- _Page text_:
((

22

Let's say someone uses my intellectual property without my consent and uses it for commercial purposes. Can I wait until they've made many millions of dollars off of my work, so that I can sue and take a large portion of or all of that money? This takes place in the United States

0

1 Answer 1

27

Equitable remedies such as disgorgement (recovery of profits) are typically subject to equitable bars to recovery such as laches. Laches reflects the maxim that "equity aids the vigilant and not the idolent" (Snell's Equity, § 5). The doctrine of laches gives a court discretion to bar a claim when the plaintiff unreasonably delays bringing a claim.

It is certainly "legal" for a plaintiff to sit on a potential claim for any amount of time before actually filing suit, but I take it you are asking whether such behaviour would limit the amount recoverable by disgorgement of profits under the Copyright Act.

The Supreme Court answered this in Petrella v. Metro-Goldwyn-Mayer Inc., 572 U.S. 663 (2014).

The Court said that given the statutory three-year limitations period in the Copyright Act, laches typically play no role. The concerns about delays normally handled by laches were considered by Congress and reflected in the three-year limitations period (p. 685):

That regime leaves "little place" for a doctrine that would further limit the timeliness of a copyright owner's suit.

))

- _Provided material_:
((

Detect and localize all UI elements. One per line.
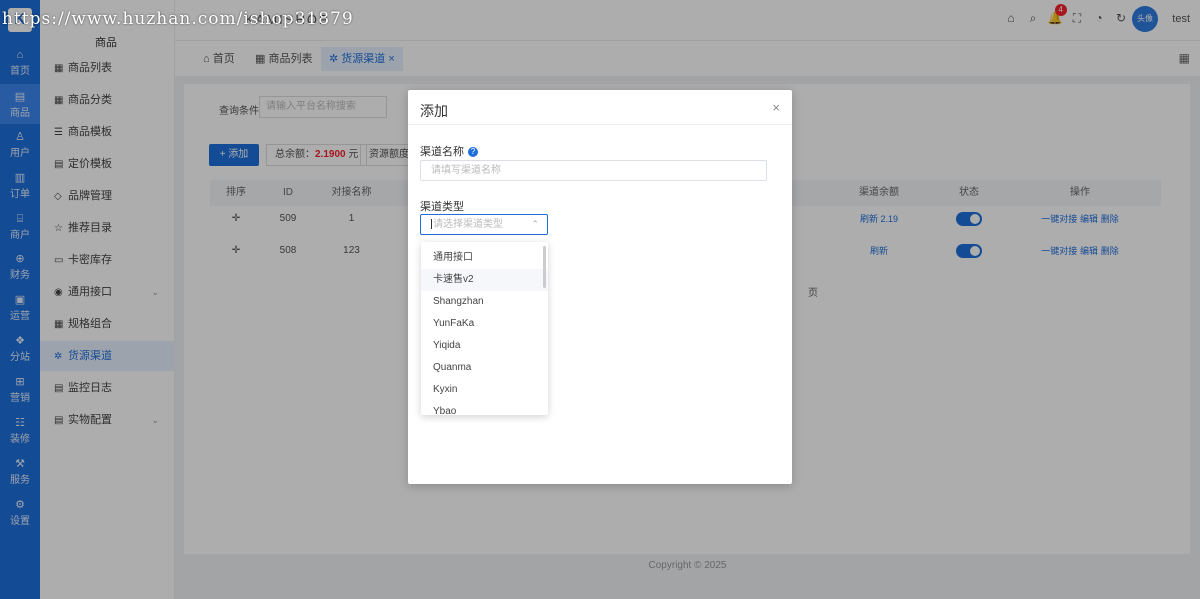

))

- _Directions for this task_: According to the page on delayed copyright lawsuits, how long is the statutory limitations period in the Copyright Act? The listing isn't needed here.

- _Written response_: Three years.